*Görev 1*: Aşağıdaki ifadelerin belgeyle uyuşup uyuşmadığını her biri için evet ya da hayır diye belirtin ve kararı veren sözleri belgeden aynen alıntılayın. (a) Ömer Fahreddin Paşa Medine'yi düşmana 2 yıl 7 ay teslim etmemiştir. (b) Ömer Fahreddin Paşa, Osmanlı Devleti Mondros Mütarekesi'ni imzalamadan önce Medine'yi teslim etmiştir. (c) Siyonist medyanın otopsisinde Yahya Sinvar'ın beş gündür yemek yemediği belirtilmiştir.
*Görev 2*: Belgede "Elindeki Sopayı Düşmana" sözlerinden "davası uğruna vakfetmişlerdir." sözlerine kadar olan kısmı hiç değiştirmeden çıkarın.

══ Belge

Ömer Fahrettin TÜRKAN

Ömer Fahrettin TÜRKAN

Elindeki Sopayı Düşmana Atan Adam: Ömer Fahreddin Paşa

İslam tarihinin direniş sayfalarında elindeki sopayı son nefesinde düşmana atarak, geride kalan nesillere hayatlarını ve ölümlerini vasiyet olarak bırakan kahramanlar vardır. Plevne’de Gazi Osman Paşa, Kafkaslarda Şeyh Şamil, Trablusgarp’ta Ömer Muhtar, Cezayir’de Emir Abdülkadir, Gazze’de Yahya Sinvar, Medine’de Ömer Fahreddin Paşa...

Son iki buçuk asırda yenilmiş, aşağılanmış, sömürgecilik belası ile boyunduruk altına alınmış Müslüman toplumun başına gelen felaketin ancak küresel şer odaklarına karşı gösterilecek mukavemet ile kırılacağının farkında olan bu adamlar hayatlarını, yoluna baş koydukları Rasulullah’ın (sav) davası uğruna vakfetmişlerdir.

Böyle adamlardan bir adam olan Ömer Fahreddin Paşa, I. Dünya Savaşı’nın şiddetli günlerinde; İngilizlerin coğrafyamızda oynadığı oyunun karşısına dimdik dikilmiş ve Rasulullah’ın(sav) Medine’sini düşmana tam 2 yıl 7 ay teslim etmeyerek tarihe geçen destansı bir direniş göstermiştir. Düşmanın dahi kendisini takdir ettiği, savaşın sonunda gelip elini öpmek istediği bu kahramanlık destanı başlı başına İslam tarihinin son asrının özeti mahiyetindedir.

Tıpkı Gazze’de bir yılı aşkın süredir muhasara altında tutulan, lojistik desteği olmayan bir avuç mücahidin küresel şeytanların bütün destek ve gücüne rağmen Siyonistlere karşı destansı bir şekilde kafa tutuşu gibi Fahreddin Paşa da kendi döneminin küresel şeytanlarına ve işbirlikçilerine, Medine’de askerleri ile çekirge yemek pahasına kafa tutmuştur.

Yazının başlığının bu şekilde seçilmesinin nedeni de bugün Gazze’de gösterilen mukavemetin ruhu ile Medine’de gösterilmiş olan mukavemetin ruhunun aynı olmasından gelmektedir. Siyonist medyanın otopsisinde üç gündür yemek yememiş olduğunu belirttiği Yahya Sinvar’ın katlandığı bu çile ile Medine’de açlık ve erzak sıkıntısından dolayı yenmek zorunda kalan çekirge aynı imanın neticesidir.

Çünkü Fahreddin Paşa da Yahya Sinvar da bu ümmetin başına gelen şeyin son derece şuur ve idrakinde olan dava adamlarıydı. Bundan dolayı da Rasulullah’ın(sav) kabrinin ve Mescid-i Aksa’nın müdafaa edilmesinin önemini kendi canlarından daha değerli görmekteydiler. Bu şuurla Fahreddin Paşa "Peygamberimin gömülmüş olduğu toprakları abdestsiz kafirlere teslim etmem." diyerek, Osmanlı Devleti’nin Mondros Mütarekesini imzalayıp savaştan çekilmiş olmasına rağmen 72 gün daha Medine’yi savunmaya devam etmiş, düşmana teslim etmemiştir.

════
══ Verilen Satırlar

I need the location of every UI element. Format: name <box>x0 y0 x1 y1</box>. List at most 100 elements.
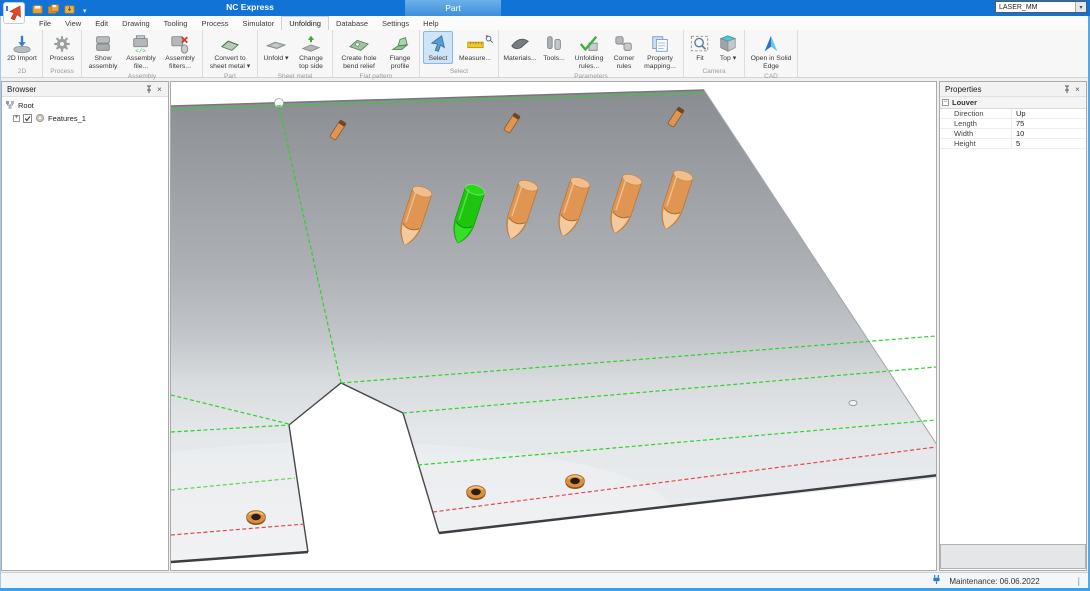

════

*Yanıt 1*:
(a) Evet: "Rasulullah’ın(sav) Medine’sini düşmana tam 2 yıl 7 ay teslim etmeyerek"
(b) Hayır: "Osmanlı Devleti’nin Mondros Mütarekesini imzalayıp savaştan çekilmiş olmasına rağmen 72 gün daha Medine’yi savunmaya devam etmiş, düşmana teslim etmemiştir"
(c) Hayır: "Siyonist medyanın otopsisinde üç gündür yemek yememiş olduğunu belirttiği Yahya Sinvar’ın"

*Yanıt 2*:
Elindeki Sopayı Düşmana Atan Adam: Ömer Fahreddin Paşa

İslam tarihinin direniş sayfalarında elindeki sopayı son nefesinde düşmana atarak, geride kalan nesillere hayatlarını ve ölümlerini vasiyet olarak bırakan kahramanlar vardır. Plevne’de Gazi Osman Paşa, Kafkaslarda Şeyh Şamil, Trablusgarp’ta Ömer Muhtar, Cezayir’de Emir Abdülkadir, Gazze’de Yahya Sinvar, Medine’de Ömer Fahreddin Paşa...

Son iki buçuk asırda yenilmiş, aşağılanmış, sömürgecilik belası ile boyunduruk altına alınmış Müslüman toplumun başına gelen felaketin ancak küresel şer odaklarına karşı gösterilecek mukavemet ile kırılacağının farkında olan bu adamlar hayatlarını, yoluna baş koydukları Rasulullah’ın (sav) davası uğruna vakfetmişlerdir.